Given problem
Write out all the entries word for word, but skip any images.
□ □ □ □ □
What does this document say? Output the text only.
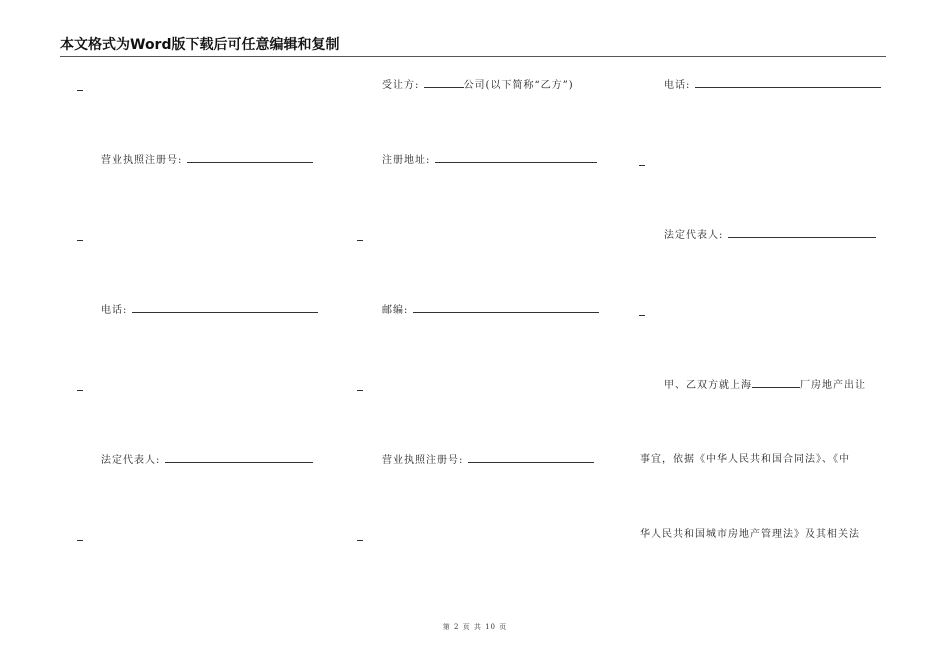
本文格式为Word版下载后可任意编辑和复制
营业执照注册号:
电话:
法定代表人:
受让方:	公司(以下简称“乙方”)
注册地址:
邮编:
营业执照注册号:
电话:
法定代表人:
甲、乙双方就上海	厂房地产出让
事宜，依据《中华人民共和国合同法》、《中
华人民共和国城市房地产管理法》及其相关法
第 2 页 共 10 页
□ □ □ □ □
Solved exercise
What does this document say? Output the text only.
本文格式为Word版下载后可任意编辑和复制
营业执照注册号:
电话:
法定代表人:
受让方:	公司(以下简称“乙方”)
注册地址:
邮编:
营业执照注册号:
电话:
法定代表人:
甲、乙双方就上海	厂房地产出让
事宜，依据《中华人民共和国合同法》、《中
华人民共和国城市房地产管理法》及其相关法
第 2 页 共 10 页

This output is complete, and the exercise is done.